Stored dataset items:
+ + +
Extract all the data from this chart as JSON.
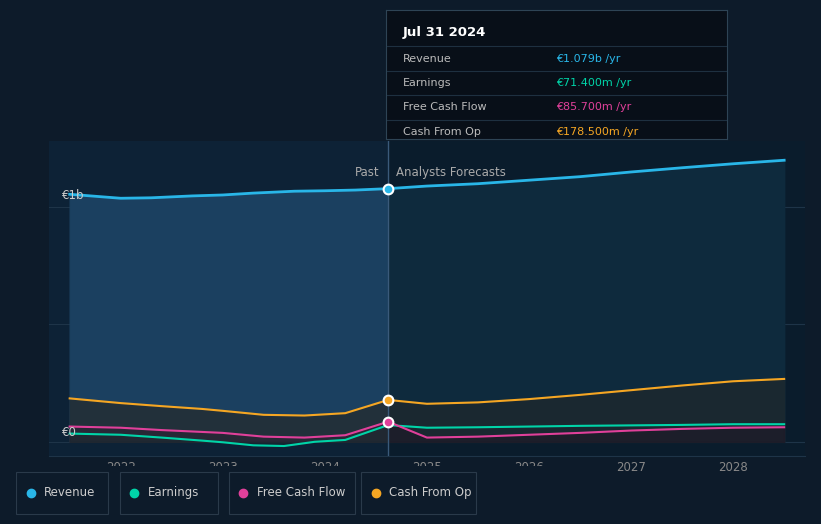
{
  "bg_color": "#0d1b2a",
  "past_fill_color": "#0f2a40",
  "forecast_fill_color": "#0a1e30",
  "grid_color": "#1a2d3e",
  "title": "Jul 31 2024",
  "ylabel_1b": "€1b",
  "ylabel_0": "€0",
  "past_label": "Past",
  "forecast_label": "Analysts Forecasts",
  "divider_x": 2024.62,
  "x_ticks": [
    2022,
    2023,
    2024,
    2025,
    2026,
    2027,
    2028
  ],
  "xlim": [
    2021.3,
    2028.7
  ],
  "ylim": [
    -60000000.0,
    1280000000.0
  ],
  "revenue_color": "#29b6e8",
  "earnings_color": "#00d4a8",
  "fcf_color": "#e0409a",
  "cashop_color": "#f5a623",
  "revenue_x": [
    2021.5,
    2022.0,
    2022.3,
    2022.7,
    2023.0,
    2023.3,
    2023.7,
    2024.0,
    2024.3,
    2024.62,
    2025.0,
    2025.5,
    2026.0,
    2026.5,
    2027.0,
    2027.5,
    2028.0,
    2028.5
  ],
  "revenue_y": [
    1055000000.0,
    1038000000.0,
    1040000000.0,
    1048000000.0,
    1052000000.0,
    1060000000.0,
    1068000000.0,
    1070000000.0,
    1073000000.0,
    1079000000.0,
    1090000000.0,
    1100000000.0,
    1115000000.0,
    1130000000.0,
    1150000000.0,
    1168000000.0,
    1185000000.0,
    1200000000.0
  ],
  "earnings_x": [
    2021.5,
    2022.0,
    2022.4,
    2022.8,
    2023.0,
    2023.3,
    2023.6,
    2023.9,
    2024.2,
    2024.62,
    2025.0,
    2025.5,
    2026.0,
    2026.5,
    2027.0,
    2027.5,
    2028.0,
    2028.5
  ],
  "earnings_y": [
    35000000.0,
    30000000.0,
    18000000.0,
    5000000.0,
    -2000000.0,
    -15000000.0,
    -18000000.0,
    0.0,
    8000000.0,
    71400000.0,
    60000000.0,
    62000000.0,
    65000000.0,
    68000000.0,
    70000000.0,
    72000000.0,
    75000000.0,
    75000000.0
  ],
  "fcf_x": [
    2021.5,
    2022.0,
    2022.4,
    2022.8,
    2023.0,
    2023.4,
    2023.8,
    2024.2,
    2024.62,
    2025.0,
    2025.5,
    2026.0,
    2026.5,
    2027.0,
    2027.5,
    2028.0,
    2028.5
  ],
  "fcf_y": [
    65000000.0,
    60000000.0,
    50000000.0,
    42000000.0,
    38000000.0,
    22000000.0,
    18000000.0,
    28000000.0,
    85700000.0,
    18000000.0,
    22000000.0,
    30000000.0,
    38000000.0,
    48000000.0,
    55000000.0,
    60000000.0,
    62000000.0
  ],
  "cashop_x": [
    2021.5,
    2022.0,
    2022.4,
    2022.8,
    2023.0,
    2023.4,
    2023.8,
    2024.2,
    2024.62,
    2025.0,
    2025.5,
    2026.0,
    2026.5,
    2027.0,
    2027.5,
    2028.0,
    2028.5
  ],
  "cashop_y": [
    185000000.0,
    165000000.0,
    152000000.0,
    140000000.0,
    132000000.0,
    115000000.0,
    112000000.0,
    122000000.0,
    178500000.0,
    162000000.0,
    168000000.0,
    182000000.0,
    200000000.0,
    220000000.0,
    240000000.0,
    258000000.0,
    268000000.0
  ],
  "legend_items": [
    "Revenue",
    "Earnings",
    "Free Cash Flow",
    "Cash From Op"
  ],
  "legend_colors": [
    "#29b6e8",
    "#00d4a8",
    "#e0409a",
    "#f5a623"
  ],
  "tooltip_rows": [
    [
      "Revenue",
      "€1.079b /yr",
      "#29b6e8"
    ],
    [
      "Earnings",
      "€71.400m /yr",
      "#00d4a8"
    ],
    [
      "Free Cash Flow",
      "€85.700m /yr",
      "#e0409a"
    ],
    [
      "Cash From Op",
      "€178.500m /yr",
      "#f5a623"
    ]
  ]
}
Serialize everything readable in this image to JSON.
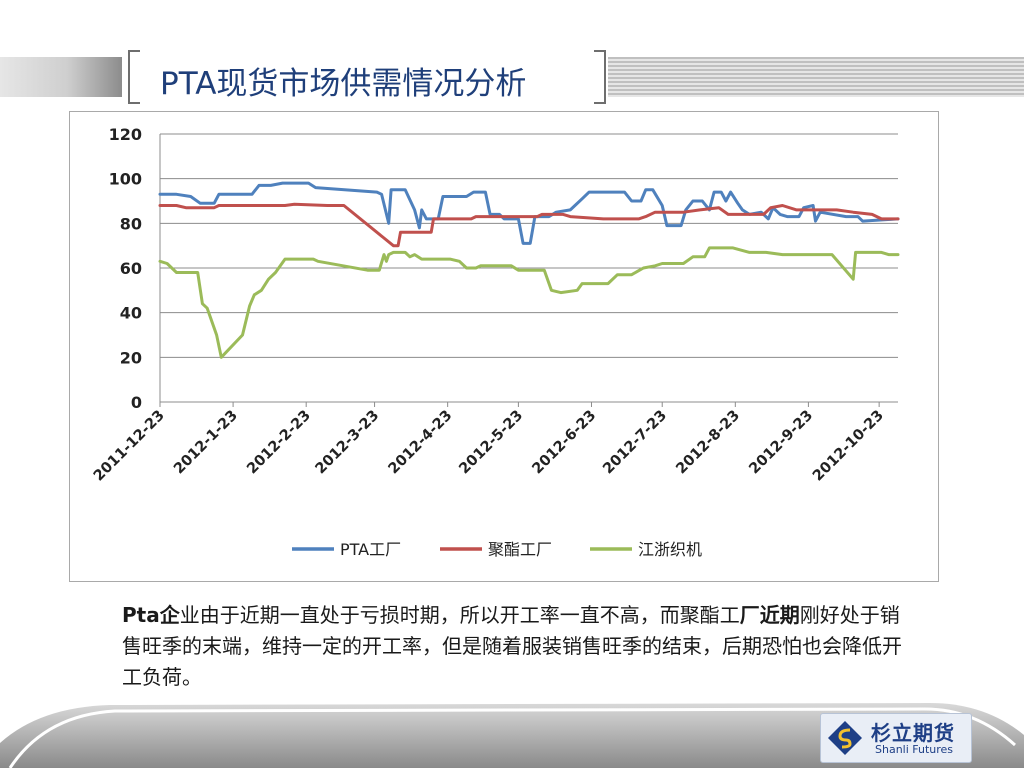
+ + +
• [Task]
Scan the listing above. Gather each line that contains the word "JSON".

• [Finished exercise]
Extract all the data from this chart as JSON.
Serialize everything readable in this image to JSON.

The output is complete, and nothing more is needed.